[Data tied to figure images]
========================================

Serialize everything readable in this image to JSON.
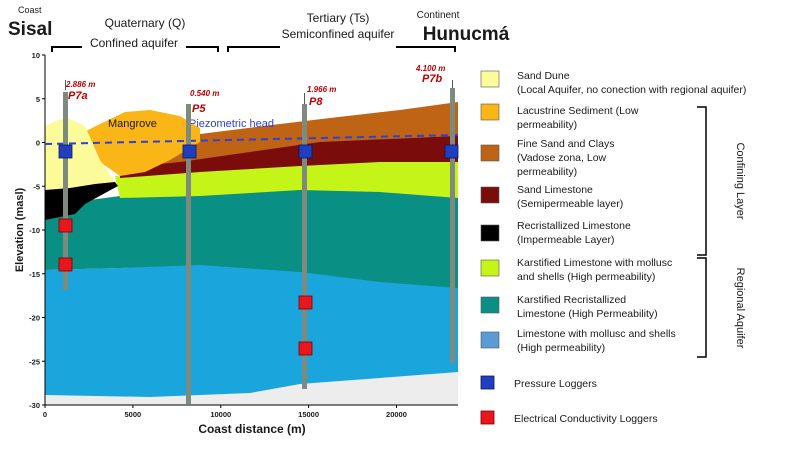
{
  "header": {
    "coast_label": "Coast",
    "coast_city": "Sisal",
    "quaternary_title": "Quaternary (Q)",
    "quaternary_subtitle": "Confined aquifer",
    "tertiary_title": "Tertiary (Ts)",
    "tertiary_subtitle": "Semiconfined aquifer",
    "continent_label": "Continent",
    "continent_city": "Hunucmá"
  },
  "plot": {
    "ylabel": "Elevation (masl)",
    "xlabel": "Coast distance (m)",
    "xlim": [
      0,
      23500
    ],
    "ylim": [
      -30,
      10
    ],
    "x_ticks": [
      "0",
      "5000",
      "10000",
      "15000",
      "20000"
    ],
    "y_ticks": [
      "10",
      "5",
      "0",
      "-5",
      "-10",
      "-15",
      "-20",
      "-25",
      "-30"
    ],
    "mangrove_label": "Mangrove",
    "piezometric_label": "Piezometric head"
  },
  "wells": [
    {
      "id": "P7a",
      "name": "P7a",
      "depth": "2.886 m",
      "x": 1000
    },
    {
      "id": "P5",
      "name": "P5",
      "depth": "0.540 m",
      "x": 7800
    },
    {
      "id": "P8",
      "name": "P8",
      "depth": "1.966 m",
      "x": 14700
    },
    {
      "id": "P7b",
      "name": "P7b",
      "depth": "4.100 m",
      "x": 22800
    }
  ],
  "legend": {
    "items": [
      {
        "line1": "Sand Dune",
        "line2": "(Local Aquifer, no conection with regional aquifer)",
        "color": "#fbfb9a"
      },
      {
        "line1": "Lacustrine Sediment (Low",
        "line2": "permeability)",
        "color": "#f9b616"
      },
      {
        "line1": "Fine Sand and Clays",
        "line2": "(Vadose zona, Low",
        "line3": "permeability)",
        "color": "#bf6414"
      },
      {
        "line1": "Sand Limestone",
        "line2": "(Semipermeable layer)",
        "color": "#7a0c0c"
      },
      {
        "line1": "Recristallized Limestone",
        "line2": "(Impermeable Layer)",
        "color": "#000000"
      },
      {
        "line1": "Karstified Limestone with mollusc",
        "line2": "and shells (High permeability)",
        "color": "#c5f518"
      },
      {
        "line1": "Karstified Recristallized",
        "line2": "Limestone (High Permeability)",
        "color": "#0a8f84"
      },
      {
        "line1": "Limestone with mollusc and shells",
        "line2": "(High permeability)",
        "color": "#5b9bd5"
      }
    ],
    "confining_label": "Confining Layer",
    "regional_label": "Regional Aquifer",
    "pressure_label": "Pressure Loggers",
    "conductivity_label": "Electrical Conductivity Loggers",
    "pressure_color": "#1f3fbf",
    "conductivity_color": "#e8171e"
  }
}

========================================

Exercise prompt: Indicate how many lines of the material contain the string "Karstified", giving the number and nothing more.

Answer to the task: 2